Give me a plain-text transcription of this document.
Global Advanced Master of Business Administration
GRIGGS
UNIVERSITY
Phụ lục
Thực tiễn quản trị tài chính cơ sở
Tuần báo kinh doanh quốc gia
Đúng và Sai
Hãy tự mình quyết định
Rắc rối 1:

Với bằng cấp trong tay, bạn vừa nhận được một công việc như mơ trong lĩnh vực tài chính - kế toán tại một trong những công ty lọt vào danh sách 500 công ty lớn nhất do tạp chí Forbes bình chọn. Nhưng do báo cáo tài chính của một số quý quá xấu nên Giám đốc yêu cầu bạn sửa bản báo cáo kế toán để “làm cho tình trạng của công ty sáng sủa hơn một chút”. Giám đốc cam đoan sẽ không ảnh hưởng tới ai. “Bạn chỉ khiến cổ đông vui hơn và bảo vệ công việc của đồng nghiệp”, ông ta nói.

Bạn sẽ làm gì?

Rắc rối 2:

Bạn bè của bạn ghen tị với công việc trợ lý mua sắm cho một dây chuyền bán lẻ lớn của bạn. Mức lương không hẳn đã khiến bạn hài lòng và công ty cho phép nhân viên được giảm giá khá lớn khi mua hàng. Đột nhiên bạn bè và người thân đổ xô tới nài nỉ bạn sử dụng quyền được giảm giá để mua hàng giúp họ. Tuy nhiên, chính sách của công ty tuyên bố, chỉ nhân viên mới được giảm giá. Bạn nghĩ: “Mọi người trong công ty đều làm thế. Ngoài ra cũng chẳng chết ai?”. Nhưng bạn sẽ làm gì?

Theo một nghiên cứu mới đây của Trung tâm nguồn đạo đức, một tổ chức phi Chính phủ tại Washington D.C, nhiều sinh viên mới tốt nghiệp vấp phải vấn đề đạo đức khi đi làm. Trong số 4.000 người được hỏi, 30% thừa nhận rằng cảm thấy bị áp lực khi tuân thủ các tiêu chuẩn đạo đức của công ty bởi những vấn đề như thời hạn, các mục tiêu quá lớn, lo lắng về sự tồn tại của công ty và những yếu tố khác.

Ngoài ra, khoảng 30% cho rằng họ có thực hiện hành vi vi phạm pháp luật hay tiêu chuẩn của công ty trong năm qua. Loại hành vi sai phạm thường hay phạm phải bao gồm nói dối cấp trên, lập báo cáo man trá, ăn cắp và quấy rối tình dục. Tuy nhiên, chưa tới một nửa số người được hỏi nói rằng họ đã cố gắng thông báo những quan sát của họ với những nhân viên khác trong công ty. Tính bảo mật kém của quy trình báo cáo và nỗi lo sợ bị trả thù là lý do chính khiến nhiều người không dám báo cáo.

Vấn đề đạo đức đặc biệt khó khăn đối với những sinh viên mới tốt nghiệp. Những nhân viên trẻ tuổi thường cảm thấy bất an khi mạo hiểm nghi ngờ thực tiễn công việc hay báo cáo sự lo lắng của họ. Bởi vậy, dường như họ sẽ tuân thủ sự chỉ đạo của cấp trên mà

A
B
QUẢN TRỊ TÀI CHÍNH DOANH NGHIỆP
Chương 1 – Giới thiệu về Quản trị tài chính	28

-- DIRECTIVE --
Above are some records; extract every one of them exactly.

-- SOLVED PROBLEM --
Give me a plain-text transcription of this document.
Global Advanced Master of Business Administration
GRIGGS
UNIVERSITY
Phụ lục
Thực tiễn quản trị tài chính cơ sở
Tuần báo kinh doanh quốc gia
Đúng và Sai
Hãy tự mình quyết định
Rắc rối 1:

Với bằng cấp trong tay, bạn vừa nhận được một công việc như mơ trong lĩnh vực tài chính - kế toán tại một trong những công ty lọt vào danh sách 500 công ty lớn nhất do tạp chí Forbes bình chọn. Nhưng do báo cáo tài chính của một số quý quá xấu nên Giám đốc yêu cầu bạn sửa bản báo cáo kế toán để “làm cho tình trạng của công ty sáng sủa hơn một chút”. Giám đốc cam đoan sẽ không ảnh hưởng tới ai. “Bạn chỉ khiến cổ đông vui hơn và bảo vệ công việc của đồng nghiệp”, ông ta nói.

Bạn sẽ làm gì?

Rắc rối 2:

Bạn bè của bạn ghen tị với công việc trợ lý mua sắm cho một dây chuyền bán lẻ lớn của bạn. Mức lương không hẳn đã khiến bạn hài lòng và công ty cho phép nhân viên được giảm giá khá lớn khi mua hàng. Đột nhiên bạn bè và người thân đổ xô tới nài nỉ bạn sử dụng quyền được giảm giá để mua hàng giúp họ. Tuy nhiên, chính sách của công ty tuyên bố, chỉ nhân viên mới được giảm giá. Bạn nghĩ: “Mọi người trong công ty đều làm thế. Ngoài ra cũng chẳng chết ai?”. Nhưng bạn sẽ làm gì?

Theo một nghiên cứu mới đây của Trung tâm nguồn đạo đức, một tổ chức phi Chính phủ tại Washington D.C, nhiều sinh viên mới tốt nghiệp vấp phải vấn đề đạo đức khi đi làm. Trong số 4.000 người được hỏi, 30% thừa nhận rằng cảm thấy bị áp lực khi tuân thủ các tiêu chuẩn đạo đức của công ty bởi những vấn đề như thời hạn, các mục tiêu quá lớn, lo lắng về sự tồn tại của công ty và những yếu tố khác.

Ngoài ra, khoảng 30% cho rằng họ có thực hiện hành vi vi phạm pháp luật hay tiêu chuẩn của công ty trong năm qua. Loại hành vi sai phạm thường hay phạm phải bao gồm nói dối cấp trên, lập báo cáo man trá, ăn cắp và quấy rối tình dục. Tuy nhiên, chưa tới một nửa số người được hỏi nói rằng họ đã cố gắng thông báo những quan sát của họ với những nhân viên khác trong công ty. Tính bảo mật kém của quy trình báo cáo và nỗi lo sợ bị trả thù là lý do chính khiến nhiều người không dám báo cáo.

Vấn đề đạo đức đặc biệt khó khăn đối với những sinh viên mới tốt nghiệp. Những nhân viên trẻ tuổi thường cảm thấy bất an khi mạo hiểm nghi ngờ thực tiễn công việc hay báo cáo sự lo lắng của họ. Bởi vậy, dường như họ sẽ tuân thủ sự chỉ đạo của cấp trên mà

A
B
QUẢN TRỊ TÀI CHÍNH DOANH NGHIỆP
Chương 1 – Giới thiệu về Quản trị tài chính	28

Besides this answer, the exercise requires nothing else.